** BEGIN Data **

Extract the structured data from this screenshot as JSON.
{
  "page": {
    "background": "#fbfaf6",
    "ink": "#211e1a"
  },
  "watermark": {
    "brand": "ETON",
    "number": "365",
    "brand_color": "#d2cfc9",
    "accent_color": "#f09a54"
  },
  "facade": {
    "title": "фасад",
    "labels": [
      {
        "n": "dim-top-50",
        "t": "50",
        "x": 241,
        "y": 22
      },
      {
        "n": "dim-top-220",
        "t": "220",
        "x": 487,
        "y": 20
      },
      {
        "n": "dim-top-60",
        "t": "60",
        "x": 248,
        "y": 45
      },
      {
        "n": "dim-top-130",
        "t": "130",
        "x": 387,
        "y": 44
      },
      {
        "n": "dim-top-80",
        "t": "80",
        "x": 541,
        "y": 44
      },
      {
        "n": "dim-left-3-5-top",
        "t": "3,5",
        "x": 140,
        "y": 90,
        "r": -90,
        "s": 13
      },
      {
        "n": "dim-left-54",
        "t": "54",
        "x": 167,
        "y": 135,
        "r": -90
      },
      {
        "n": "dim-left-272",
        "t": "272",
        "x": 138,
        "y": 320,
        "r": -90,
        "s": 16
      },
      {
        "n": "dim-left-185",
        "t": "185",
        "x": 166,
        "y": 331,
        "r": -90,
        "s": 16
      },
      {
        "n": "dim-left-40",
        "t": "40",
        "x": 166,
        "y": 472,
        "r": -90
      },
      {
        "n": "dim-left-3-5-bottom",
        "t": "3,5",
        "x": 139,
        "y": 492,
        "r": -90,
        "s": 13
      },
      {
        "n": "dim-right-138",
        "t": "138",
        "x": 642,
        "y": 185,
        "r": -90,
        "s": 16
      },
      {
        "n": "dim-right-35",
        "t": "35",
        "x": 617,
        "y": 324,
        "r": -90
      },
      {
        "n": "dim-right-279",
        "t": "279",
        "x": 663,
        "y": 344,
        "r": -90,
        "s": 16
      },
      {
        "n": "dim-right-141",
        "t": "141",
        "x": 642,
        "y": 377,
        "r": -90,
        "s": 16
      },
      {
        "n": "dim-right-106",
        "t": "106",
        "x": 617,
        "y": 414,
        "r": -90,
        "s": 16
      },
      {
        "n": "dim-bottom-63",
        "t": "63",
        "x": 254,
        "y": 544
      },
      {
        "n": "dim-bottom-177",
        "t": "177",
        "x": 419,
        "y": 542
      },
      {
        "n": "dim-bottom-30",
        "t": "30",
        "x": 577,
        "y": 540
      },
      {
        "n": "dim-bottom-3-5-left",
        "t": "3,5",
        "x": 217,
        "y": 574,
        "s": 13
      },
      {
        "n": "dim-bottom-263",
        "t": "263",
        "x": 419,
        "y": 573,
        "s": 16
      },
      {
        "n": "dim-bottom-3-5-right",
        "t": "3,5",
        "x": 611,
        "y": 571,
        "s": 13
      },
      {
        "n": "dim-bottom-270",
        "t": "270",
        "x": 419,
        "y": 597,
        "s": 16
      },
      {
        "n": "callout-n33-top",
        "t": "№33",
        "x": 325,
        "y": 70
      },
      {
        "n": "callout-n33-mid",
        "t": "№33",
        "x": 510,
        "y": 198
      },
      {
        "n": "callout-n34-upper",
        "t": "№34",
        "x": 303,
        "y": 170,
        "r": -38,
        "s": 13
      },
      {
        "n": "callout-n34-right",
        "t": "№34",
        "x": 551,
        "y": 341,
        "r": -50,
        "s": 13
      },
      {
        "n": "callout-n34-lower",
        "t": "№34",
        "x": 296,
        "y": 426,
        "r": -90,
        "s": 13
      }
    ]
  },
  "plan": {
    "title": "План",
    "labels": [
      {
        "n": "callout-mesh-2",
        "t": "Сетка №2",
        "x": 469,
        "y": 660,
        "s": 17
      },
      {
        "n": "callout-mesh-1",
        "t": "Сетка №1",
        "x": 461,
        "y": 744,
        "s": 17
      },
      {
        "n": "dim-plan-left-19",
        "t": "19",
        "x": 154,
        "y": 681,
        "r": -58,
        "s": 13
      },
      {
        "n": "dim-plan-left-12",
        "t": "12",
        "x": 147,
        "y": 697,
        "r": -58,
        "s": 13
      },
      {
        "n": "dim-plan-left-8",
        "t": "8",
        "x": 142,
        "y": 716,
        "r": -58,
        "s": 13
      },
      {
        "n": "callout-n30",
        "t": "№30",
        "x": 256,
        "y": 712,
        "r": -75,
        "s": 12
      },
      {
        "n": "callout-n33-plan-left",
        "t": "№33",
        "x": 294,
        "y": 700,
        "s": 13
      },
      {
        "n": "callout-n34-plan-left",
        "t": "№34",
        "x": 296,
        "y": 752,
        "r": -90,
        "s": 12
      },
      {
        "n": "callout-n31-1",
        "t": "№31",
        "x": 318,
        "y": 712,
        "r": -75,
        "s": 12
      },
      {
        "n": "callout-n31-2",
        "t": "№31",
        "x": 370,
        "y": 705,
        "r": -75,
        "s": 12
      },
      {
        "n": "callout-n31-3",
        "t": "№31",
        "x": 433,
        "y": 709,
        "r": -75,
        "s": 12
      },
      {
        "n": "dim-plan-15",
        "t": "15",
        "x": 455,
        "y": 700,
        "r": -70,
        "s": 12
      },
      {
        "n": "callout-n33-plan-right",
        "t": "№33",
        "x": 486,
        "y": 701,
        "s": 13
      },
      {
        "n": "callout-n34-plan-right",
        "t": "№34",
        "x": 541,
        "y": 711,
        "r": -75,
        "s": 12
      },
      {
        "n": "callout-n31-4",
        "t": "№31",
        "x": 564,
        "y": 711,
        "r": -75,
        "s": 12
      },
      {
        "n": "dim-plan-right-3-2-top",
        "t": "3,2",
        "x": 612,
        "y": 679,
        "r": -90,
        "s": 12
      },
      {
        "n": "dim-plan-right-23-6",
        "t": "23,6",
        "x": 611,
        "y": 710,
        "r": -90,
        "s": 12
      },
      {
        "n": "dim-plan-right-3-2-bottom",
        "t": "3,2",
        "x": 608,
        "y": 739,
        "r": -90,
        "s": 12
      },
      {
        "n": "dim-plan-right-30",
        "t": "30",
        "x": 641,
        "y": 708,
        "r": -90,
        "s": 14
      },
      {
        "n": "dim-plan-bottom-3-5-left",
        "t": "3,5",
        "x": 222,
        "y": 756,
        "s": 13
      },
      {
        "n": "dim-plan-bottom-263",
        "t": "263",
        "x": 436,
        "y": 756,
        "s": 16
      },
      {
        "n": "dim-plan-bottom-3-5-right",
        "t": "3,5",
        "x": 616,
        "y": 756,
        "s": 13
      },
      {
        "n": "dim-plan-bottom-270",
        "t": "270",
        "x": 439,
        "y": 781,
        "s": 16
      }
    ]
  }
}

** END Data **

● **What is expected**: Every record above should be copied exactly.

● **Exercise response**:
Extract the structured data from this screenshot as JSON.
{
  "page": {
    "background": "#fbfaf6",
    "ink": "#211e1a"
  },
  "watermark": {
    "brand": "ETON",
    "number": "365",
    "brand_color": "#d2cfc9",
    "accent_color": "#f09a54"
  },
  "facade": {
    "title": "фасад",
    "labels": [
      {
        "n": "dim-top-50",
        "t": "50",
        "x": 241,
        "y": 22
      },
      {
        "n": "dim-top-220",
        "t": "220",
        "x": 487,
        "y": 20
      },
      {
        "n": "dim-top-60",
        "t": "60",
        "x": 248,
        "y": 45
      },
      {
        "n": "dim-top-130",
        "t": "130",
        "x": 387,
        "y": 44
      },
      {
        "n": "dim-top-80",
        "t": "80",
        "x": 541,
        "y": 44
      },
      {
        "n": "dim-left-3-5-top",
        "t": "3,5",
        "x": 140,
        "y": 90,
        "r": -90,
        "s": 13
      },
      {
        "n": "dim-left-54",
        "t": "54",
        "x": 167,
        "y": 135,
        "r": -90
      },
      {
        "n": "dim-left-272",
        "t": "272",
        "x": 138,
        "y": 320,
        "r": -90,
        "s": 16
      },
      {
        "n": "dim-left-185",
        "t": "185",
        "x": 166,
        "y": 331,
        "r": -90,
        "s": 16
      },
      {
        "n": "dim-left-40",
        "t": "40",
        "x": 166,
        "y": 472,
        "r": -90
      },
      {
        "n": "dim-left-3-5-bottom",
        "t": "3,5",
        "x": 139,
        "y": 492,
        "r": -90,
        "s": 13
      },
      {
        "n": "dim-right-138",
        "t": "138",
        "x": 642,
        "y": 185,
        "r": -90,
        "s": 16
      },
      {
        "n": "dim-right-35",
        "t": "35",
        "x": 617,
        "y": 324,
        "r": -90
      },
      {
        "n": "dim-right-279",
        "t": "279",
        "x": 663,
        "y": 344,
        "r": -90,
        "s": 16
      },
      {
        "n": "dim-right-141",
        "t": "141",
        "x": 642,
        "y": 377,
        "r": -90,
        "s": 16
      },
      {
        "n": "dim-right-106",
        "t": "106",
        "x": 617,
        "y": 414,
        "r": -90,
        "s": 16
      },
      {
        "n": "dim-bottom-63",
        "t": "63",
        "x": 254,
        "y": 544
      },
      {
        "n": "dim-bottom-177",
        "t": "177",
        "x": 419,
        "y": 542
      },
      {
        "n": "dim-bottom-30",
        "t": "30",
        "x": 577,
        "y": 540
      },
      {
        "n": "dim-bottom-3-5-left",
        "t": "3,5",
        "x": 217,
        "y": 574,
        "s": 13
      },
      {
        "n": "dim-bottom-263",
        "t": "263",
        "x": 419,
        "y": 573,
        "s": 16
      },
      {
        "n": "dim-bottom-3-5-right",
        "t": "3,5",
        "x": 611,
        "y": 571,
        "s": 13
      },
      {
        "n": "dim-bottom-270",
        "t": "270",
        "x": 419,
        "y": 597,
        "s": 16
      },
      {
        "n": "callout-n33-top",
        "t": "№33",
        "x": 325,
        "y": 70
      },
      {
        "n": "callout-n33-mid",
        "t": "№33",
        "x": 510,
        "y": 198
      },
      {
        "n": "callout-n34-upper",
        "t": "№34",
        "x": 303,
        "y": 170,
        "r": -38,
        "s": 13
      },
      {
        "n": "callout-n34-right",
        "t": "№34",
        "x": 551,
        "y": 341,
        "r": -50,
        "s": 13
      },
      {
        "n": "callout-n34-lower",
        "t": "№34",
        "x": 296,
        "y": 426,
        "r": -90,
        "s": 13
      }
    ]
  },
  "plan": {
    "title": "План",
    "labels": [
      {
        "n": "callout-mesh-2",
        "t": "Сетка №2",
        "x": 469,
        "y": 660,
        "s": 17
      },
      {
        "n": "callout-mesh-1",
        "t": "Сетка №1",
        "x": 461,
        "y": 744,
        "s": 17
      },
      {
        "n": "dim-plan-left-19",
        "t": "19",
        "x": 154,
        "y": 681,
        "r": -58,
        "s": 13
      },
      {
        "n": "dim-plan-left-12",
        "t": "12",
        "x": 147,
        "y": 697,
        "r": -58,
        "s": 13
      },
      {
        "n": "dim-plan-left-8",
        "t": "8",
        "x": 142,
        "y": 716,
        "r": -58,
        "s": 13
      },
      {
        "n": "callout-n30",
        "t": "№30",
        "x": 256,
        "y": 712,
        "r": -75,
        "s": 12
      },
      {
        "n": "callout-n33-plan-left",
        "t": "№33",
        "x": 294,
        "y": 700,
        "s": 13
      },
      {
        "n": "callout-n34-plan-left",
        "t": "№34",
        "x": 296,
        "y": 752,
        "r": -90,
        "s": 12
      },
      {
        "n": "callout-n31-1",
        "t": "№31",
        "x": 318,
        "y": 712,
        "r": -75,
        "s": 12
      },
      {
        "n": "callout-n31-2",
        "t": "№31",
        "x": 370,
        "y": 705,
        "r": -75,
        "s": 12
      },
      {
        "n": "callout-n31-3",
        "t": "№31",
        "x": 433,
        "y": 709,
        "r": -75,
        "s": 12
      },
      {
        "n": "dim-plan-15",
        "t": "15",
        "x": 455,
        "y": 700,
        "r": -70,
        "s": 12
      },
      {
        "n": "callout-n33-plan-right",
        "t": "№33",
        "x": 486,
        "y": 701,
        "s": 13
      },
      {
        "n": "callout-n34-plan-right",
        "t": "№34",
        "x": 541,
        "y": 711,
        "r": -75,
        "s": 12
      },
      {
        "n": "callout-n31-4",
        "t": "№31",
        "x": 564,
        "y": 711,
        "r": -75,
        "s": 12
      },
      {
        "n": "dim-plan-right-3-2-top",
        "t": "3,2",
        "x": 612,
        "y": 679,
        "r": -90,
        "s": 12
      },
      {
        "n": "dim-plan-right-23-6",
        "t": "23,6",
        "x": 611,
        "y": 710,
        "r": -90,
        "s": 12
      },
      {
        "n": "dim-plan-right-3-2-bottom",
        "t": "3,2",
        "x": 608,
        "y": 739,
        "r": -90,
        "s": 12
      },
      {
        "n": "dim-plan-right-30",
        "t": "30",
        "x": 641,
        "y": 708,
        "r": -90,
        "s": 14
      },
      {
        "n": "dim-plan-bottom-3-5-left",
        "t": "3,5",
        "x": 222,
        "y": 756,
        "s": 13
      },
      {
        "n": "dim-plan-bottom-263",
        "t": "263",
        "x": 436,
        "y": 756,
        "s": 16
      },
      {
        "n": "dim-plan-bottom-3-5-right",
        "t": "3,5",
        "x": 616,
        "y": 756,
        "s": 13
      },
      {
        "n": "dim-plan-bottom-270",
        "t": "270",
        "x": 439,
        "y": 781,
        "s": 16
      }
    ]
  }
}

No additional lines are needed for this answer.